# DATA TO PROCESS start
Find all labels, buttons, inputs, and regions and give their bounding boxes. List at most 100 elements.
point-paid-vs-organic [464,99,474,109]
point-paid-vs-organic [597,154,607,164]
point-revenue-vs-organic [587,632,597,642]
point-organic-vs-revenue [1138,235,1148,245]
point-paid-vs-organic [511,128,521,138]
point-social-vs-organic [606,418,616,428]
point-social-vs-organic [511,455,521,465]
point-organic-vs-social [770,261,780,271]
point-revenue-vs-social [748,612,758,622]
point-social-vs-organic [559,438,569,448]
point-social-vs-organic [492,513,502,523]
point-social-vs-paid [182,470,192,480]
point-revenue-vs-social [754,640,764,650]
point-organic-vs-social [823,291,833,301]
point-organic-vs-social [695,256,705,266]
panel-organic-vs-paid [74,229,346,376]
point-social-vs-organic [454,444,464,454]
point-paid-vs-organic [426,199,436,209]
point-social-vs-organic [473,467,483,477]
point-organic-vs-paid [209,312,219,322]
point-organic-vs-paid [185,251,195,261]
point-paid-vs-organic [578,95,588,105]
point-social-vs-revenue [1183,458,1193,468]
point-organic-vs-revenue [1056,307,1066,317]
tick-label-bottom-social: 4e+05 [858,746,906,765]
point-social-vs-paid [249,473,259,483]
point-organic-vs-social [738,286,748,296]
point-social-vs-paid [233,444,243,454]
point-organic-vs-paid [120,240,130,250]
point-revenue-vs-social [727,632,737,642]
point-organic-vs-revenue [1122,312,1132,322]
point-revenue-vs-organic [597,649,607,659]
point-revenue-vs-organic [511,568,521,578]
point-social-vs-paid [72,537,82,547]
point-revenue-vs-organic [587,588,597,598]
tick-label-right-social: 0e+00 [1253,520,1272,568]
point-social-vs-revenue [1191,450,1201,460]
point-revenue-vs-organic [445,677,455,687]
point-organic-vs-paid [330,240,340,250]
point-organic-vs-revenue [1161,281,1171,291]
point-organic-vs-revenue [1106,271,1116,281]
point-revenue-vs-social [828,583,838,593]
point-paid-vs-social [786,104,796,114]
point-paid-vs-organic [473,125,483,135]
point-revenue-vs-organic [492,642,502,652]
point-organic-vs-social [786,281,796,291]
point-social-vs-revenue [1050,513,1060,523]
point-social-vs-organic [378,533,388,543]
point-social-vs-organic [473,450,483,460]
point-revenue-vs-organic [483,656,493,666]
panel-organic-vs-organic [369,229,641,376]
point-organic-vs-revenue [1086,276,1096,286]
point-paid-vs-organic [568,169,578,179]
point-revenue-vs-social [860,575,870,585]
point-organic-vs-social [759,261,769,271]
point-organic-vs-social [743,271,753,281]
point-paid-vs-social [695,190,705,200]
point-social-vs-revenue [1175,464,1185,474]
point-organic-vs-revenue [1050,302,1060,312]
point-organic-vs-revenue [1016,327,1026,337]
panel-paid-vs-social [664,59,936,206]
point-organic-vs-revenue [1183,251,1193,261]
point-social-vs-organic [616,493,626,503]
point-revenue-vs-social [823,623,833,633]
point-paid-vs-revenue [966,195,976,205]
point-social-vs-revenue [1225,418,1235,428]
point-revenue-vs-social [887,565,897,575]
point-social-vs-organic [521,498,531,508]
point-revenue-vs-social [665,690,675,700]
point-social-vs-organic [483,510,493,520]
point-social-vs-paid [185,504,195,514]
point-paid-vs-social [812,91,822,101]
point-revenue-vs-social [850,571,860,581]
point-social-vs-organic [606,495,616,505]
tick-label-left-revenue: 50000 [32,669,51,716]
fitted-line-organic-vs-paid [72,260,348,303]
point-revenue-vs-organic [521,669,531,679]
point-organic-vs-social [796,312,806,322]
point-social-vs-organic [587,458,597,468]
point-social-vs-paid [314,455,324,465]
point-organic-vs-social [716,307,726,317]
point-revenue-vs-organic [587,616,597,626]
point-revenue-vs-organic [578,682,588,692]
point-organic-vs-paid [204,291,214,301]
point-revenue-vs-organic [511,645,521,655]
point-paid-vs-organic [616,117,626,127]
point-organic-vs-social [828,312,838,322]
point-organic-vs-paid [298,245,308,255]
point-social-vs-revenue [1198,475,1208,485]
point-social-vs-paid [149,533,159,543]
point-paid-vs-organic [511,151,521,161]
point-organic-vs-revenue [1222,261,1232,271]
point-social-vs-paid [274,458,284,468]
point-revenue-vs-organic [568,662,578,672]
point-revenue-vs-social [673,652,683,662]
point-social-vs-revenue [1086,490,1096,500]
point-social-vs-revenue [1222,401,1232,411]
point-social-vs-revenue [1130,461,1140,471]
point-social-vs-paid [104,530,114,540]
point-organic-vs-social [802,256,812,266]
# DATA TO PROCESS end
Quote the lines above word for word, starting at the first line and ending at the line that contains "point-organic-vs-social [770,261,780,271]".

Find all labels, buttons, inputs, and regions and give their bounding boxes. List at most 100 elements.
point-paid-vs-organic [464,99,474,109]
point-paid-vs-organic [597,154,607,164]
point-revenue-vs-organic [587,632,597,642]
point-organic-vs-revenue [1138,235,1148,245]
point-paid-vs-organic [511,128,521,138]
point-social-vs-organic [606,418,616,428]
point-social-vs-organic [511,455,521,465]
point-organic-vs-social [770,261,780,271]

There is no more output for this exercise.